José Luis Meléndez. Madrid, 26 de mayo del 2025. Fuente de la imagen:gettyimages.es

6 de mayo de 2025

La fuerza de vivir

La respuesta que siempre les ofrecía era la misma: no tengo fuerzas de vivir

Era abrir los ojos nada más despertarme y sentir la agresividad exterior que le hacía a uno sentirse rendido, sin fuerzas físicas ni psíquicas de poder levantarme. Enseguida comprendí que me estaba convirtiendo en mi propio enemigo; que una parte de mi mente se estaba intentando apoderar del resto.

Auné fuerzas como pude y logré incorporarme. El cuerpo pesaba más de lo normal, a pesar de haber adelgazado algunos kilos como consecuencia de la inapetencia de los últimos treinta días. Con cierto esfuerzo logré incorporarme, vestirme y enfundarme la armadura con la que pretendía blindarme contra dicho enemigo intruso. Recién duchado y con la mochila preparada para un posible ingreso, tomé dirección hacia mi hospital de referencia.

Tareas >>
a: Según el texto, ¿cuántos días llevaba quien escribe sin apetito?
b: Reproduce literalmente el texto desde "6 de mayo de 2025" hasta "hospital de referencia.".

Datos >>
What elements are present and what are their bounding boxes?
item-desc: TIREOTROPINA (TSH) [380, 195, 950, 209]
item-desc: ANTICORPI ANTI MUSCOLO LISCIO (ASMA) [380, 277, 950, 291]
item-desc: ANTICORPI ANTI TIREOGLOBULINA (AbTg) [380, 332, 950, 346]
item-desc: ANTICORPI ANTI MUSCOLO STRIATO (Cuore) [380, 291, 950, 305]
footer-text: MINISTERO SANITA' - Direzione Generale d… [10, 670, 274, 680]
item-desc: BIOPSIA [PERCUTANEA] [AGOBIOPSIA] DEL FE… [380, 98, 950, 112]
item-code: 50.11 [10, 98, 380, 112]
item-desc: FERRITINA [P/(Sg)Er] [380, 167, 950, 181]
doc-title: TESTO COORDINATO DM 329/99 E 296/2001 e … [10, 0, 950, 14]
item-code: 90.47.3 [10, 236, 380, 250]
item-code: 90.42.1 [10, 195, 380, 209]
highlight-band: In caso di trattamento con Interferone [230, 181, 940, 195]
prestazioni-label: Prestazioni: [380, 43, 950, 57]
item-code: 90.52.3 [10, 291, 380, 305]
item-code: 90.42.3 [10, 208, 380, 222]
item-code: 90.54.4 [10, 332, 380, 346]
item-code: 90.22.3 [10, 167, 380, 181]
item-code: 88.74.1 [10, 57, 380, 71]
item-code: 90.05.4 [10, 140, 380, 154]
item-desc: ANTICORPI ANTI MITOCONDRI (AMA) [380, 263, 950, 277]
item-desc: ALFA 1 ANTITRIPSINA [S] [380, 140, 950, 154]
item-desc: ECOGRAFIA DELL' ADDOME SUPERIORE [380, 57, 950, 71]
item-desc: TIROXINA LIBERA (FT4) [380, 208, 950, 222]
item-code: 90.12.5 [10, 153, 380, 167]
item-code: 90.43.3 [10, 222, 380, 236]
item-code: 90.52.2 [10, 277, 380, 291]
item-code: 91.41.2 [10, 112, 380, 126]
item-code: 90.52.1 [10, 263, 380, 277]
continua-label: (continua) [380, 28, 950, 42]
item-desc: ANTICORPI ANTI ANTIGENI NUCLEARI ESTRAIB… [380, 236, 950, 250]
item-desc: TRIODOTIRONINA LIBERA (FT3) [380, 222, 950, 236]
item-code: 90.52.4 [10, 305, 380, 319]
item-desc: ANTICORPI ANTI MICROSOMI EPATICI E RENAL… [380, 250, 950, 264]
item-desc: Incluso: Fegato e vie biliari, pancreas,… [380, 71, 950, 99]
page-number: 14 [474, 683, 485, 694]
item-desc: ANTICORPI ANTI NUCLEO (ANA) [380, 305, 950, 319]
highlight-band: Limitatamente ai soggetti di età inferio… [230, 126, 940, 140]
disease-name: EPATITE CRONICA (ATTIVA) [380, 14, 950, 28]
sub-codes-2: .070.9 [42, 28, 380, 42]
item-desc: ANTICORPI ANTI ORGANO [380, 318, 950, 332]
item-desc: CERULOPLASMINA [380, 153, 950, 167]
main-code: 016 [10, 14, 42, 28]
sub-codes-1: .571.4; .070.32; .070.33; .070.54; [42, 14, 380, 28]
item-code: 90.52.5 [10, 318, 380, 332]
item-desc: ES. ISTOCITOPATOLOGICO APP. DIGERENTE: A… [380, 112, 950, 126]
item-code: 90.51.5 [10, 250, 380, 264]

Respuestas >>
a: Treinta días.

b:
6 de mayo de 2025

La fuerza de vivir

La respuesta que siempre les ofrecía era la misma: no tengo fuerzas de vivir

Era abrir los ojos nada más despertarme y sentir la agresividad exterior que le hacía a uno sentirse rendido, sin fuerzas físicas ni psíquicas de poder levantarme. Enseguida comprendí que me estaba convirtiendo en mi propio enemigo; que una parte de mi mente se estaba intentando apoderar del resto.

Auné fuerzas como pude y logré incorporarme. El cuerpo pesaba más de lo normal, a pesar de haber adelgazado algunos kilos como consecuencia de la inapetencia de los últimos treinta días. Con cierto esfuerzo logré incorporarme, vestirme y enfundarme la armadura con la que pretendía blindarme contra dicho enemigo intruso. Recién duchado y con la mochila preparada para un posible ingreso, tomé dirección hacia mi hospital de referencia.